Stored entries
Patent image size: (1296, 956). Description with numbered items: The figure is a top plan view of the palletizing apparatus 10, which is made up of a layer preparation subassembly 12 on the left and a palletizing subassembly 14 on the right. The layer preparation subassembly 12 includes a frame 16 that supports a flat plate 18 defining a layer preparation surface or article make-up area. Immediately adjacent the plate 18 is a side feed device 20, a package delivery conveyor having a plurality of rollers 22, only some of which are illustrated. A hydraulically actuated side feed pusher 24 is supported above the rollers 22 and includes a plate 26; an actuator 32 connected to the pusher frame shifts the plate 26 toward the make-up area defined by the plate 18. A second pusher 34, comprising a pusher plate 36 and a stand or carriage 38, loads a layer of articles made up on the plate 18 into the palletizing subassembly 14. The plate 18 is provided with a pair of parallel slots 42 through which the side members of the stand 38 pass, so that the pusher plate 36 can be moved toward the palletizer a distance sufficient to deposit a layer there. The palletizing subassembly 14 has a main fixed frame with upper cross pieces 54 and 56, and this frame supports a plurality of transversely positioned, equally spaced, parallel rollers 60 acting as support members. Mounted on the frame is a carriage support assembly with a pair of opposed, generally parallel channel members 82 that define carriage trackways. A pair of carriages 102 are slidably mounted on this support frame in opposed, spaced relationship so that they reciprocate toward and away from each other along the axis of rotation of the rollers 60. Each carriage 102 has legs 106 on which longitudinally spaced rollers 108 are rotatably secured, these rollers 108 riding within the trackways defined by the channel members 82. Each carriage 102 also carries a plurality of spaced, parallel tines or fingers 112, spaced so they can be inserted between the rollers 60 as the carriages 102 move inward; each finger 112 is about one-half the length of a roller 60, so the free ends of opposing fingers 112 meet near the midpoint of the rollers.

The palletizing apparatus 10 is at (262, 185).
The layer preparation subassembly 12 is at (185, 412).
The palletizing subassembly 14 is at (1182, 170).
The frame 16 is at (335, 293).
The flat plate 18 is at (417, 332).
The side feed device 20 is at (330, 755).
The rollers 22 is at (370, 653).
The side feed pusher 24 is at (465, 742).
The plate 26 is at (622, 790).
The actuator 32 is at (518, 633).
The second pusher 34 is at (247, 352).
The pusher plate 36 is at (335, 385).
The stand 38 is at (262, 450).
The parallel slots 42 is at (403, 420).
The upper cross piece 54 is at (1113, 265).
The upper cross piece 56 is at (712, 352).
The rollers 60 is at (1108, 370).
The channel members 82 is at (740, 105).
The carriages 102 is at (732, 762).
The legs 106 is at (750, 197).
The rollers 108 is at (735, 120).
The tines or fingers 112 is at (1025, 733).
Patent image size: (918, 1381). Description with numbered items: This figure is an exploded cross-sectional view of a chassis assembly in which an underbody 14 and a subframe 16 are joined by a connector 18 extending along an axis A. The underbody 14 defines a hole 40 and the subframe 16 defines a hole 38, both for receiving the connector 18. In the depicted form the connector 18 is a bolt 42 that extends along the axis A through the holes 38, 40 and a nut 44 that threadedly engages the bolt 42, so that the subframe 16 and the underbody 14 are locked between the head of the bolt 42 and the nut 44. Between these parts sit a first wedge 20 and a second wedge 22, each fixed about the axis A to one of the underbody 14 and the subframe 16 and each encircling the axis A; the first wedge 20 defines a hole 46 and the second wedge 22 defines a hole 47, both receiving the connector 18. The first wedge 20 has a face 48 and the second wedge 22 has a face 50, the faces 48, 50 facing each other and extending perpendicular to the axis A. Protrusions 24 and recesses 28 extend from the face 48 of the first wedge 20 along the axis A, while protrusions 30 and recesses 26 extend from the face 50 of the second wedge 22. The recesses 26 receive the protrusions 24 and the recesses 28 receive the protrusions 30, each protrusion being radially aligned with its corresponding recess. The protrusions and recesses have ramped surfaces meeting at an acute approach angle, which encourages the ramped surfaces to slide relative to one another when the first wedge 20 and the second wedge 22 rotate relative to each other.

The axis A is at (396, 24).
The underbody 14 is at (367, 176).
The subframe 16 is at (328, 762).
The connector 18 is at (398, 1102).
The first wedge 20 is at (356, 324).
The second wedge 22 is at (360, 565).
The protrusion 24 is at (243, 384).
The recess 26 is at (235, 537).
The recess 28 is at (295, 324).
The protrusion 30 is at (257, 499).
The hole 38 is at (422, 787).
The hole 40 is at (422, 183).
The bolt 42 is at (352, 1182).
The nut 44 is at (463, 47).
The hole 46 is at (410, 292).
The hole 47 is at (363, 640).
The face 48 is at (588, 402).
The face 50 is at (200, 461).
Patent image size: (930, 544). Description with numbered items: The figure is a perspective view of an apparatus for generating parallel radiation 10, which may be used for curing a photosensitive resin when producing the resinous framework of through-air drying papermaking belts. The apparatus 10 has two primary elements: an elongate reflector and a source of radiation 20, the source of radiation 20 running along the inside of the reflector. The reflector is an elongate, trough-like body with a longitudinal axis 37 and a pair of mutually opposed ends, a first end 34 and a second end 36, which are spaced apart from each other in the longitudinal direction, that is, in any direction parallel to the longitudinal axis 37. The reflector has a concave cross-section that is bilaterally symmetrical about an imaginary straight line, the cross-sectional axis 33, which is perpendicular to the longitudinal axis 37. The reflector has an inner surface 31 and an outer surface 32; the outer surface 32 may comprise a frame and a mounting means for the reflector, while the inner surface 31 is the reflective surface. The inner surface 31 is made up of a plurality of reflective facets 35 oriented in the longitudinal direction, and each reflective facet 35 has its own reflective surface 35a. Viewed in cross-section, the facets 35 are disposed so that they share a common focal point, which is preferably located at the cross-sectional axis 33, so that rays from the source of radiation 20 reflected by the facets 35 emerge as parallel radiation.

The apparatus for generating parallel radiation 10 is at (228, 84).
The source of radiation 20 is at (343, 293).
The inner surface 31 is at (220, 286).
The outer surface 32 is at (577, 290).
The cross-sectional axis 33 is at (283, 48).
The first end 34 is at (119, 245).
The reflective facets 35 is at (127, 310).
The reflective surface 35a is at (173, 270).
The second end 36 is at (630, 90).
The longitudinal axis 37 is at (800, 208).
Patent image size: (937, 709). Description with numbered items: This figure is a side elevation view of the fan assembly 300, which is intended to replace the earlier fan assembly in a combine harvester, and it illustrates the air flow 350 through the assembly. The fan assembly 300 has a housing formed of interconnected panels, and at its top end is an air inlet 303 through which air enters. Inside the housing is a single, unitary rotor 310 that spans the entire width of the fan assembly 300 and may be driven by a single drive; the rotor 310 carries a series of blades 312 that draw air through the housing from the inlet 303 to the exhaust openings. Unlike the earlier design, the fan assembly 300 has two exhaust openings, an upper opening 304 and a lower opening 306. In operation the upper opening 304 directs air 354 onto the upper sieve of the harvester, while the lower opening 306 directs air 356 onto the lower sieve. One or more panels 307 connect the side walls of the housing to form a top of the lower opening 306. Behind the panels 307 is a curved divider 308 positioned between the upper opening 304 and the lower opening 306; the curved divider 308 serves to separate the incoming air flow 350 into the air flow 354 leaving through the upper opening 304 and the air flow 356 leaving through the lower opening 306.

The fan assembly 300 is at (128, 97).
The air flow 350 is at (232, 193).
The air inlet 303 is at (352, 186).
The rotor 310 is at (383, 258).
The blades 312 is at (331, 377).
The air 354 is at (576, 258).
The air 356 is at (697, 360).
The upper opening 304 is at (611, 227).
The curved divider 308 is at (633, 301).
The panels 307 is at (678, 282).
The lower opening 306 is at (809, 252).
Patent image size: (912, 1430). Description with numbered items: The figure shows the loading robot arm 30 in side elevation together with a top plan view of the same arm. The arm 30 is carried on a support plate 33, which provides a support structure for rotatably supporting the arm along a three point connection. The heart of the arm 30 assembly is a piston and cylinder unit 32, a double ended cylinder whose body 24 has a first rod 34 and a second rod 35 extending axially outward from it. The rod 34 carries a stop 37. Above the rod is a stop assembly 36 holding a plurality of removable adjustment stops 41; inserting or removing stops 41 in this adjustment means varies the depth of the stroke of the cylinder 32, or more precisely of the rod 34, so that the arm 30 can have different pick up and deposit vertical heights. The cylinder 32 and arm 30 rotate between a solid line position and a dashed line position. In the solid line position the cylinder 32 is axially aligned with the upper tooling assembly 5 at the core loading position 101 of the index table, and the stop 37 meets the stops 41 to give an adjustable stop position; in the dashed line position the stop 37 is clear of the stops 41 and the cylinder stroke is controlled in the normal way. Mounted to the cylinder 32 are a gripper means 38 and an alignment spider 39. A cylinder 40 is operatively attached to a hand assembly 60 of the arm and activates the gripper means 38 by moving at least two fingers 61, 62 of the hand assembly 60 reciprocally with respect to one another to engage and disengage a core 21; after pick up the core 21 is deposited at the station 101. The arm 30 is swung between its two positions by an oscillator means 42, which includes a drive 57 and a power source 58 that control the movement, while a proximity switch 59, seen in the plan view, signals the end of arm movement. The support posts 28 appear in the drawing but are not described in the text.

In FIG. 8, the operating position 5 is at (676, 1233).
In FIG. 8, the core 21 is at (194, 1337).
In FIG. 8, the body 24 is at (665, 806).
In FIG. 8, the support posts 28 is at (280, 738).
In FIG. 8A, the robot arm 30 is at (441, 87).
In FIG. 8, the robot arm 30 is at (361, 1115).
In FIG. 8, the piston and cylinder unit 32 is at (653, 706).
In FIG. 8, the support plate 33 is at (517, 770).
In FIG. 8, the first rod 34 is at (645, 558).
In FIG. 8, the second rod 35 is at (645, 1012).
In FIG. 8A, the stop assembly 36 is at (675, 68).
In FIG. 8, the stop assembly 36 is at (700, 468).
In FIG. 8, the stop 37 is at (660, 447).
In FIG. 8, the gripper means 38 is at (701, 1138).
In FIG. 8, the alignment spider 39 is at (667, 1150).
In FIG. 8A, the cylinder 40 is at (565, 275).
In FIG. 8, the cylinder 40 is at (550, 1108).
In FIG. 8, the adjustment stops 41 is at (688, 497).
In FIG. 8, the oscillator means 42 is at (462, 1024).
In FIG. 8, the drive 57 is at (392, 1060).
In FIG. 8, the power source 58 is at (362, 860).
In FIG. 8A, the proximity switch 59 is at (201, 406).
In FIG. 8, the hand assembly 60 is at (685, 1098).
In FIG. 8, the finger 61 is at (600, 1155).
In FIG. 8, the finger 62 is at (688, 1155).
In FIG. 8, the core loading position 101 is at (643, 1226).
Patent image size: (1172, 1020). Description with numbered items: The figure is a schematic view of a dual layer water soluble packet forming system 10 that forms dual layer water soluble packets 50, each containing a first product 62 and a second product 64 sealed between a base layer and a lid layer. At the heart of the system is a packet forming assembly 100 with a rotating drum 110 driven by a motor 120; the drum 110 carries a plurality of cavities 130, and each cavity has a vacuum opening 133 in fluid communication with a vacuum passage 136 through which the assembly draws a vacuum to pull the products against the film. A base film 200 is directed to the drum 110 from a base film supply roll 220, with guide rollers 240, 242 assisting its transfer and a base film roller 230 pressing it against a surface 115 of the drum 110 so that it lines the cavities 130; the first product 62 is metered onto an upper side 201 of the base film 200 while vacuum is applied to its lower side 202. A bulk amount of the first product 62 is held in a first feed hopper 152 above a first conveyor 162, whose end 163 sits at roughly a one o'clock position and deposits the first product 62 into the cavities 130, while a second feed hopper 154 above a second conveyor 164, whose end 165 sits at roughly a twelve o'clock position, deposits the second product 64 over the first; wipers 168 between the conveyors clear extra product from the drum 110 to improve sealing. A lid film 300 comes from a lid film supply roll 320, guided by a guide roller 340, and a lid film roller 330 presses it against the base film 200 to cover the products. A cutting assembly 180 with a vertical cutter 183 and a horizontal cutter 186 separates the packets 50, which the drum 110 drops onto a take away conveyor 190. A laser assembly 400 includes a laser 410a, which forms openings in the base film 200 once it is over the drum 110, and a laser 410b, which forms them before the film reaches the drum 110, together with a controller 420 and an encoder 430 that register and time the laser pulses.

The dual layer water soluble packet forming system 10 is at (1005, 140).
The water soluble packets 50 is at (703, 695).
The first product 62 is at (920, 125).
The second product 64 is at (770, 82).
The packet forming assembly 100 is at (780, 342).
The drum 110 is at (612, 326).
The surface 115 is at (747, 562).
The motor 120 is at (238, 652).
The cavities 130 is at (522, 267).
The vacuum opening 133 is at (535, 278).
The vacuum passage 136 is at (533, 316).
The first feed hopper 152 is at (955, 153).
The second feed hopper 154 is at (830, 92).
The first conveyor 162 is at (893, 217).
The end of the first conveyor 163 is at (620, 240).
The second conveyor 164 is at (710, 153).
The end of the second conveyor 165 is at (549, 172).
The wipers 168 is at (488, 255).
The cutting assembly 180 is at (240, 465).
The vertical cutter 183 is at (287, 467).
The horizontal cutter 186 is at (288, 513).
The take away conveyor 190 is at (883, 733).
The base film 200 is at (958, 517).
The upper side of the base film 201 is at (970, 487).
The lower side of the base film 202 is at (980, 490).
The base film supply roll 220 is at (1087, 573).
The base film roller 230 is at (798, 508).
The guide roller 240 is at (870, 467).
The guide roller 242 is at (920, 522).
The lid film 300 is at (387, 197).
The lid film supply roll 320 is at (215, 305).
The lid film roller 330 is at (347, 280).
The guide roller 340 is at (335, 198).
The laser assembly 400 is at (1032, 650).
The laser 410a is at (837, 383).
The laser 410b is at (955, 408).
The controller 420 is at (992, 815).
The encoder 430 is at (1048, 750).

## The task:
Edit the lines between the line holding "Patent image size: (937, 709)." and the line holding "The air 356 is at (697, 360).", inclusive, replacing "combine harvester" with "grain harvester" and changing nothing else. Return only those lines.

## Solution to the problem:
Patent image size: (937, 709). Description with numbered items: This figure is a side elevation view of the fan assembly 300, which is intended to replace the earlier fan assembly in a grain harvester, and it illustrates the air flow 350 through the assembly. The fan assembly 300 has a housing formed of interconnected panels, and at its top end is an air inlet 303 through which air enters. Inside the housing is a single, unitary rotor 310 that spans the entire width of the fan assembly 300 and may be driven by a single drive; the rotor 310 carries a series of blades 312 that draw air through the housing from the inlet 303 to the exhaust openings. Unlike the earlier design, the fan assembly 300 has two exhaust openings, an upper opening 304 and a lower opening 306. In operation the upper opening 304 directs air 354 onto the upper sieve of the harvester, while the lower opening 306 directs air 356 onto the lower sieve. One or more panels 307 connect the side walls of the housing to form a top of the lower opening 306. Behind the panels 307 is a curved divider 308 positioned between the upper opening 304 and the lower opening 306; the curved divider 308 serves to separate the incoming air flow 350 into the air flow 354 leaving through the upper opening 304 and the air flow 356 leaving through the lower opening 306.

The fan assembly 300 is at (128, 97).
The air flow 350 is at (232, 193).
The air inlet 303 is at (352, 186).
The rotor 310 is at (383, 258).
The blades 312 is at (331, 377).
The air 354 is at (576, 258).
The air 356 is at (697, 360).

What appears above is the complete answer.